Task statement: Find each line containing the string "LEARNING". Copy it.

Data rows:
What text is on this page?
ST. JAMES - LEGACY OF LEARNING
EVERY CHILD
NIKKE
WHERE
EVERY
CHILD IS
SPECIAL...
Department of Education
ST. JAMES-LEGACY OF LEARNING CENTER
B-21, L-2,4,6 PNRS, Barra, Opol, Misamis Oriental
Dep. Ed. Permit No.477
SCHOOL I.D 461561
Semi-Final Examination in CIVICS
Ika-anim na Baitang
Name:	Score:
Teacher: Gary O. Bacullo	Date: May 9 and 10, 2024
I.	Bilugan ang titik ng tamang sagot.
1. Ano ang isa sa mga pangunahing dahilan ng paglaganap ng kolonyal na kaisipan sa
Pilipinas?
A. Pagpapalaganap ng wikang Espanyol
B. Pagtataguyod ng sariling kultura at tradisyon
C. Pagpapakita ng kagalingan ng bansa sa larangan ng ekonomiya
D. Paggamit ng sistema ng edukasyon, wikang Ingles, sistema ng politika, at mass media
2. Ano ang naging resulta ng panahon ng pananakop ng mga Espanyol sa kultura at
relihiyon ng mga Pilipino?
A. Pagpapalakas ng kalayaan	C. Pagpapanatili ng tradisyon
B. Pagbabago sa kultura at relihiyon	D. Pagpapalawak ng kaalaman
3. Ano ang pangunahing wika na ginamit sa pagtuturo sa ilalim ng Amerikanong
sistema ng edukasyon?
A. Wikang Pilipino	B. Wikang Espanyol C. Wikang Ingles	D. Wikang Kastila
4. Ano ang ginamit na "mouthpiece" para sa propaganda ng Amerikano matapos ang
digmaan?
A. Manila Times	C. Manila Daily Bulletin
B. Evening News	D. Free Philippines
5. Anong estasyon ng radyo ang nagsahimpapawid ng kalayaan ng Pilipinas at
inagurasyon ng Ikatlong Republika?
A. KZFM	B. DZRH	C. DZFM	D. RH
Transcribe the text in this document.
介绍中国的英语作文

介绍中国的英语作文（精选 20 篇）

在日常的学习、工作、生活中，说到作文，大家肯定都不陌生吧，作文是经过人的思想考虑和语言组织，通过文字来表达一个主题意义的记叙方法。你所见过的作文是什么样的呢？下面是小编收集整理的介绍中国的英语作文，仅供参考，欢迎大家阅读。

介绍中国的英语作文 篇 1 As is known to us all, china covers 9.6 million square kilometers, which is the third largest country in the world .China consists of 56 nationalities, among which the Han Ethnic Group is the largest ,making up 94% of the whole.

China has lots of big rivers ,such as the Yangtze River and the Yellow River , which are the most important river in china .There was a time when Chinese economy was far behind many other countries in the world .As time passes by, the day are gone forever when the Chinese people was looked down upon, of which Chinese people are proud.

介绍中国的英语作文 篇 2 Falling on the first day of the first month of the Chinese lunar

...

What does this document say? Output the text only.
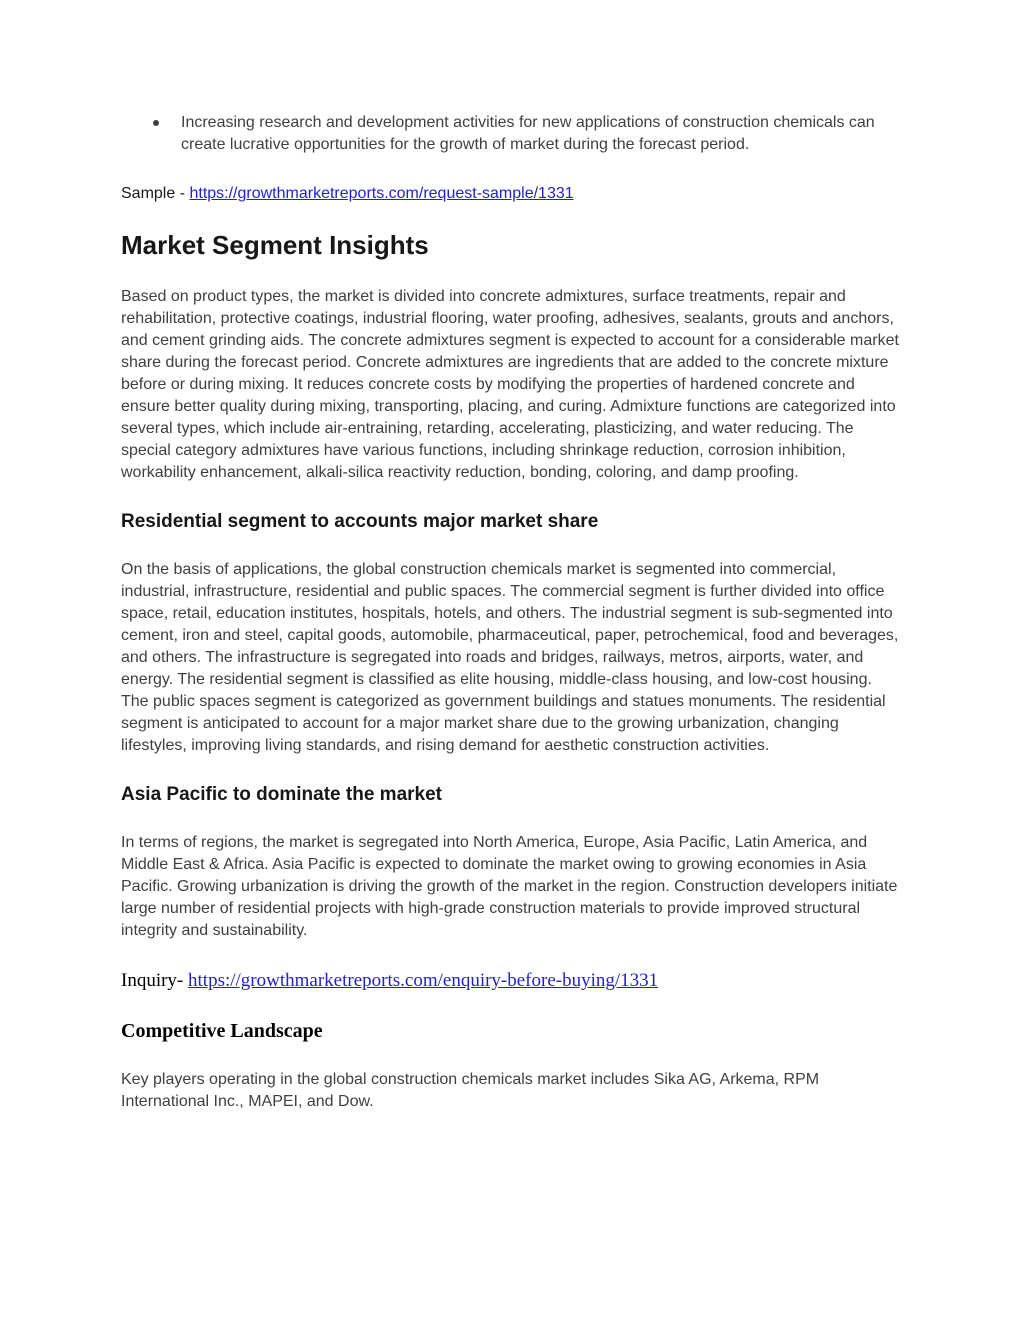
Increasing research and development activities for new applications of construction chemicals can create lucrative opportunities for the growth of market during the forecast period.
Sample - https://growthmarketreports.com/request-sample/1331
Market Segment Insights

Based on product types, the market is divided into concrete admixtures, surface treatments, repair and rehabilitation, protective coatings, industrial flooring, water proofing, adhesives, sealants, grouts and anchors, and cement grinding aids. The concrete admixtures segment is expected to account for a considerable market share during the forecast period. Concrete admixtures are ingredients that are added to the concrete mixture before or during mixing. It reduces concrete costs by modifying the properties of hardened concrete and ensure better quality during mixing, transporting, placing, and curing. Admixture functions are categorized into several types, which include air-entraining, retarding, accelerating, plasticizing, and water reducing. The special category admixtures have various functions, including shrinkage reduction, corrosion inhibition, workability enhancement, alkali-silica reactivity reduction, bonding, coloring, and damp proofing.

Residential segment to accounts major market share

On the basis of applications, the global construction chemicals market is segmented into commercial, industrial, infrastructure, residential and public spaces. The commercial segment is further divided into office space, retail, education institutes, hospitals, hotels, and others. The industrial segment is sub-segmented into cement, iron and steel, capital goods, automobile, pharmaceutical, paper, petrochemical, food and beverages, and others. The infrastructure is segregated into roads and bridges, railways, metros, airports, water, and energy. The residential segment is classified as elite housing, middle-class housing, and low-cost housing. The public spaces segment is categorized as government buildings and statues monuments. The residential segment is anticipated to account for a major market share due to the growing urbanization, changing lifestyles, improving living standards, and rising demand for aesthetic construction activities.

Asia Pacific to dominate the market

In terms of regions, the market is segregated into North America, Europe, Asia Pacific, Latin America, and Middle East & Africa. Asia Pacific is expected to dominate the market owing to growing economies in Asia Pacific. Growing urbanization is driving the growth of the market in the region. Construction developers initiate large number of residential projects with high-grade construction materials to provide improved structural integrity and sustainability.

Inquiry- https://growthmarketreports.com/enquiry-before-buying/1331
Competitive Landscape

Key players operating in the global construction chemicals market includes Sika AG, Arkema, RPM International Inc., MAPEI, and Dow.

Expected answer:
ST. JAMES - LEGACY OF LEARNING
ST. JAMES-LEGACY OF LEARNING CENTER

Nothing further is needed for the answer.